EXERCISE DESCRIPTION: Reproduce all of the data exactly.

━━━ RECORDS FOR THE EXERCISE ━━━

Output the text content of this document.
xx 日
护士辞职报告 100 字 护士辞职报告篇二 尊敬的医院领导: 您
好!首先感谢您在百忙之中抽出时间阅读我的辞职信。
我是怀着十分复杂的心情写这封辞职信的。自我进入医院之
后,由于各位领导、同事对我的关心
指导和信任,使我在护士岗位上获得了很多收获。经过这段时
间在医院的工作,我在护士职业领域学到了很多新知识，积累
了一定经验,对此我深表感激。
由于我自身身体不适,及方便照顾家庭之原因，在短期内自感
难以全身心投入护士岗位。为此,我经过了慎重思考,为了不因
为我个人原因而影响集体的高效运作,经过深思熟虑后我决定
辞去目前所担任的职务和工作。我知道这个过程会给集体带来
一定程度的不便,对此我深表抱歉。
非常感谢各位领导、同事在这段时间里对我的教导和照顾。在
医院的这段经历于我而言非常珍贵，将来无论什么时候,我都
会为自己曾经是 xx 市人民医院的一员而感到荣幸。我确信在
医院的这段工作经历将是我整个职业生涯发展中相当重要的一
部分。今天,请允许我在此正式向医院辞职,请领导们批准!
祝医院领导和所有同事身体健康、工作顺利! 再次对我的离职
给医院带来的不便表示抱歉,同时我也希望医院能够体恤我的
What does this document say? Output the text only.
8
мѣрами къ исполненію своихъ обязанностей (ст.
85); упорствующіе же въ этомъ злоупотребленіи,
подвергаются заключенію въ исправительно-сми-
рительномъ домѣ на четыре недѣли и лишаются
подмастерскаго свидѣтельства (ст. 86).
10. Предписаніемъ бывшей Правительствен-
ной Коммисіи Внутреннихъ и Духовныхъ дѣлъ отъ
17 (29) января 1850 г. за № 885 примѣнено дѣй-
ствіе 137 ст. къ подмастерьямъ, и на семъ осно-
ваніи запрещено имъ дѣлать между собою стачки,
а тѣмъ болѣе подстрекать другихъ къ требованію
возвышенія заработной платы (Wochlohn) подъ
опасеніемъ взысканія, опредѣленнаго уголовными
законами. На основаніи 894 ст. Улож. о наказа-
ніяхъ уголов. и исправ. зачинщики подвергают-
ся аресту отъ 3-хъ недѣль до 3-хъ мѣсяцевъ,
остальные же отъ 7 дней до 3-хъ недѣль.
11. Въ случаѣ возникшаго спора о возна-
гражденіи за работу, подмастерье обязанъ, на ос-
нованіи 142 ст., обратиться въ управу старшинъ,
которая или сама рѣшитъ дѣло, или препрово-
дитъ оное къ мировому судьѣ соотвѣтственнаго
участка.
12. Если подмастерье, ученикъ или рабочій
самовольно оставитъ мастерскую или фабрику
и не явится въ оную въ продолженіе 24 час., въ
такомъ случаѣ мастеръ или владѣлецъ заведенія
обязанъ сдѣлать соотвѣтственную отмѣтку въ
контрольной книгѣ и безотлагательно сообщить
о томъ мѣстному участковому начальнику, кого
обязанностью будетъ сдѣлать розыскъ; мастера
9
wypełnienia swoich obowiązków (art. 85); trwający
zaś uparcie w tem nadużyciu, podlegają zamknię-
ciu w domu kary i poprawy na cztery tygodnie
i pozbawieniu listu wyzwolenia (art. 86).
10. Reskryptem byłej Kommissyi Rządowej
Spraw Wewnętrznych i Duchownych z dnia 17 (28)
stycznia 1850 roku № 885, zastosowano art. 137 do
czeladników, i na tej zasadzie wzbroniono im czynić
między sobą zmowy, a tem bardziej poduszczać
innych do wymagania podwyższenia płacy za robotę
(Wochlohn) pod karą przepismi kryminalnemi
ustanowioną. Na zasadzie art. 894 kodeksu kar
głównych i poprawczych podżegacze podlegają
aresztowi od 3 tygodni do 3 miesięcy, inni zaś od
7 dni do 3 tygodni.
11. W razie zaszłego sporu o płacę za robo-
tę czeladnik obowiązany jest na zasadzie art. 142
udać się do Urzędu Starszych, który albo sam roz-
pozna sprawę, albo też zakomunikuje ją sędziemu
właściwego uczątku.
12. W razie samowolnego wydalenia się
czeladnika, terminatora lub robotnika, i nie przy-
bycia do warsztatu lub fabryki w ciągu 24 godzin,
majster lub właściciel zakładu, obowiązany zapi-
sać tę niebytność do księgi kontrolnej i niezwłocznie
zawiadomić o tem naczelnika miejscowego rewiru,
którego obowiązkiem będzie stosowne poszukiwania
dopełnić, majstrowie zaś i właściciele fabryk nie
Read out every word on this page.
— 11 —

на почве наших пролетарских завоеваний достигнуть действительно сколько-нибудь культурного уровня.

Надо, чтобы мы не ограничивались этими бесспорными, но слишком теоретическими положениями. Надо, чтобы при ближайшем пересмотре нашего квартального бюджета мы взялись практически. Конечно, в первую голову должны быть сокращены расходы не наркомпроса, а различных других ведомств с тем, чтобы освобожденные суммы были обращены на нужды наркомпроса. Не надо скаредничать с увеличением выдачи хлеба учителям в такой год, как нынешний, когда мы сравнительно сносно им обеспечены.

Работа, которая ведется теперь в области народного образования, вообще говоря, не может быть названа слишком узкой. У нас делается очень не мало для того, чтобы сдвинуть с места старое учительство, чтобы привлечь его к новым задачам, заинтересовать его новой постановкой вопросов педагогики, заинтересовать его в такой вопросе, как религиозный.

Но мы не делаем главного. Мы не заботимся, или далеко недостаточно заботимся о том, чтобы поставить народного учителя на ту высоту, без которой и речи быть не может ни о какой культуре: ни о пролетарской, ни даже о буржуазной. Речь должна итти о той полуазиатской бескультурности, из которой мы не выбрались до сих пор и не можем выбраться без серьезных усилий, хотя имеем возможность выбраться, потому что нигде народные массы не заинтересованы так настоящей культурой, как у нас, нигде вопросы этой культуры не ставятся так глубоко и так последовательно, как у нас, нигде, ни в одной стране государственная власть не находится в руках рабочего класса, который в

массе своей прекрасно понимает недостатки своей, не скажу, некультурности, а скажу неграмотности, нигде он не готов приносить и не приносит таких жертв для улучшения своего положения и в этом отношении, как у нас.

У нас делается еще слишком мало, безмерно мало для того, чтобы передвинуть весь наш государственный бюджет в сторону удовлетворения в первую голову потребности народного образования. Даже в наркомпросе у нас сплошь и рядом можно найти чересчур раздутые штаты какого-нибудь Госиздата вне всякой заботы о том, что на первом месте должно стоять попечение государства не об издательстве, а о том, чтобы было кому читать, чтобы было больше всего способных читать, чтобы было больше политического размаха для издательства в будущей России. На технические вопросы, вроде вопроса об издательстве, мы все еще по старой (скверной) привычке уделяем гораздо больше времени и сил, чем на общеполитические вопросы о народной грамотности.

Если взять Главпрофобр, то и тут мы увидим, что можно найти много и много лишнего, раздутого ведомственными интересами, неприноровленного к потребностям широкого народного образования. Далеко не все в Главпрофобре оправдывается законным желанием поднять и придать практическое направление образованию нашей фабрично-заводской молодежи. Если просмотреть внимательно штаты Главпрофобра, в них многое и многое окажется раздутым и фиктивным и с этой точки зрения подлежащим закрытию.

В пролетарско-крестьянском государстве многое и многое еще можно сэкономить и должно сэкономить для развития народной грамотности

━━━

RESULT OF THE TASK:
Output the text content of this document.
xx 日
护士辞职报告 100 字 护士辞职报告篇二 尊敬的医院领导: 您
好!首先感谢您在百忙之中抽出时间阅读我的辞职信。
我是怀着十分复杂的心情写这封辞职信的。自我进入医院之
后,由于各位领导、同事对我的关心
指导和信任,使我在护士岗位上获得了很多收获。经过这段时
间在医院的工作,我在护士职业领域学到了很多新知识，积累
了一定经验,对此我深表感激。
由于我自身身体不适,及方便照顾家庭之原因，在短期内自感
难以全身心投入护士岗位。为此,我经过了慎重思考,为了不因
为我个人原因而影响集体的高效运作,经过深思熟虑后我决定
辞去目前所担任的职务和工作。我知道这个过程会给集体带来
一定程度的不便,对此我深表抱歉。
非常感谢各位领导、同事在这段时间里对我的教导和照顾。在
医院的这段经历于我而言非常珍贵，将来无论什么时候,我都
会为自己曾经是 xx 市人民医院的一员而感到荣幸。我确信在
医院的这段工作经历将是我整个职业生涯发展中相当重要的一
部分。今天,请允许我在此正式向医院辞职,请领导们批准!
祝医院领导和所有同事身体健康、工作顺利! 再次对我的离职
给医院带来的不便表示抱歉,同时我也希望医院能够体恤我的
What does this document say? Output the text only.
8
мѣрами къ исполненію своихъ обязанностей (ст.
85); упорствующіе же въ этомъ злоупотребленіи,
подвергаются заключенію въ исправительно-сми-
рительномъ домѣ на четыре недѣли и лишаются
подмастерскаго свидѣтельства (ст. 86).
10. Предписаніемъ бывшей Правительствен-
ной Коммисіи Внутреннихъ и Духовныхъ дѣлъ отъ
17 (29) января 1850 г. за № 885 примѣнено дѣй-
ствіе 137 ст. къ подмастерьямъ, и на семъ осно-
ваніи запрещено имъ дѣлать между собою стачки,
а тѣмъ болѣе подстрекать другихъ къ требованію
возвышенія заработной платы (Wochlohn) подъ
опасеніемъ взысканія, опредѣленнаго уголовными
законами. На основаніи 894 ст. Улож. о наказа-
ніяхъ уголов. и исправ. зачинщики подвергают-
ся аресту отъ 3-хъ недѣль до 3-хъ мѣсяцевъ,
остальные же отъ 7 дней до 3-хъ недѣль.
11. Въ случаѣ возникшаго спора о возна-
гражденіи за работу, подмастерье обязанъ, на ос-
нованіи 142 ст., обратиться въ управу старшинъ,
которая или сама рѣшитъ дѣло, или препрово-
дитъ оное къ мировому судьѣ соотвѣтственнаго
участка.
12. Если подмастерье, ученикъ или рабочій
самовольно оставитъ мастерскую или фабрику
и не явится въ оную въ продолженіе 24 час., въ
такомъ случаѣ мастеръ или владѣлецъ заведенія
обязанъ сдѣлать соотвѣтственную отмѣтку въ
контрольной книгѣ и безотлагательно сообщить
о томъ мѣстному участковому начальнику, кого
обязанностью будетъ сдѣлать розыскъ; мастера
9
wypełnienia swoich obowiązków (art. 85); trwający
zaś uparcie w tem nadużyciu, podlegają zamknię-
ciu w domu kary i poprawy na cztery tygodnie
i pozbawieniu listu wyzwolenia (art. 86).
10. Reskryptem byłej Kommissyi Rządowej
Spraw Wewnętrznych i Duchownych z dnia 17 (28)
stycznia 1850 roku № 885, zastosowano art. 137 do
czeladników, i na tej zasadzie wzbroniono im czynić
między sobą zmowy, a tem bardziej poduszczać
innych do wymagania podwyższenia płacy za robotę
(Wochlohn) pod karą przepismi kryminalnemi
ustanowioną. Na zasadzie art. 894 kodeksu kar
głównych i poprawczych podżegacze podlegają
aresztowi od 3 tygodni do 3 miesięcy, inni zaś od
7 dni do 3 tygodni.
11. W razie zaszłego sporu o płacę za robo-
tę czeladnik obowiązany jest na zasadzie art. 142
udać się do Urzędu Starszych, który albo sam roz-
pozna sprawę, albo też zakomunikuje ją sędziemu
właściwego uczątku.
12. W razie samowolnego wydalenia się
czeladnika, terminatora lub robotnika, i nie przy-
bycia do warsztatu lub fabryki w ciągu 24 godzin,
majster lub właściciel zakładu, obowiązany zapi-
sać tę niebytność do księgi kontrolnej i niezwłocznie
zawiadomić o tem naczelnika miejscowego rewiru,
którego obowiązkiem będzie stosowne poszukiwania
dopełnić, majstrowie zaś i właściciele fabryk nie
Read out every word on this page.
— 11 —

на почве наших пролетарских завоеваний достигнуть действительно сколько-нибудь культурного уровня.

Надо, чтобы мы не ограничивались этими бесспорными, но слишком теоретическими положениями. Надо, чтобы при ближайшем пересмотре нашего квартального бюджета мы взялись практически. Конечно, в первую голову должны быть сокращены расходы не наркомпроса, а различных других ведомств с тем, чтобы освобожденные суммы были обращены на нужды наркомпроса. Не надо скаредничать с увеличением выдачи хлеба учителям в такой год, как нынешний, когда мы сравнительно сносно им обеспечены.

Работа, которая ведется теперь в области народного образования, вообще говоря, не может быть названа слишком узкой. У нас делается очень не мало для того, чтобы сдвинуть с места старое учительство, чтобы привлечь его к новым задачам, заинтересовать его новой постановкой вопросов педагогики, заинтересовать его в такой вопросе, как религиозный.

Но мы не делаем главного. Мы не заботимся, или далеко недостаточно заботимся о том, чтобы поставить народного учителя на ту высоту, без которой и речи быть не может ни о какой культуре: ни о пролетарской, ни даже о буржуазной. Речь должна итти о той полуазиатской бескультурности, из которой мы не выбрались до сих пор и не можем выбраться без серьезных усилий, хотя имеем возможность выбраться, потому что нигде народные массы не заинтересованы так настоящей культурой, как у нас, нигде вопросы этой культуры не ставятся так глубоко и так последовательно, как у нас, нигде, ни в одной стране государственная власть не находится в руках рабочего класса, который в

массе своей прекрасно понимает недостатки своей, не скажу, некультурности, а скажу неграмотности, нигде он не готов приносить и не приносит таких жертв для улучшения своего положения и в этом отношении, как у нас.

У нас делается еще слишком мало, безмерно мало для того, чтобы передвинуть весь наш государственный бюджет в сторону удовлетворения в первую голову потребности народного образования. Даже в наркомпросе у нас сплошь и рядом можно найти чересчур раздутые штаты какого-нибудь Госиздата вне всякой заботы о том, что на первом месте должно стоять попечение государства не об издательстве, а о том, чтобы было кому читать, чтобы было больше всего способных читать, чтобы было больше политического размаха для издательства в будущей России. На технические вопросы, вроде вопроса об издательстве, мы все еще по старой (скверной) привычке уделяем гораздо больше времени и сил, чем на общеполитические вопросы о народной грамотности.

Если взять Главпрофобр, то и тут мы увидим, что можно найти много и много лишнего, раздутого ведомственными интересами, неприноровленного к потребностям широкого народного образования. Далеко не все в Главпрофобре оправдывается законным желанием поднять и придать практическое направление образованию нашей фабрично-заводской молодежи. Если просмотреть внимательно штаты Главпрофобра, в них многое и многое окажется раздутым и фиктивным и с этой точки зрения подлежащим закрытию.

В пролетарско-крестьянском государстве многое и многое еще можно сэкономить и должно сэкономить для развития народной грамотности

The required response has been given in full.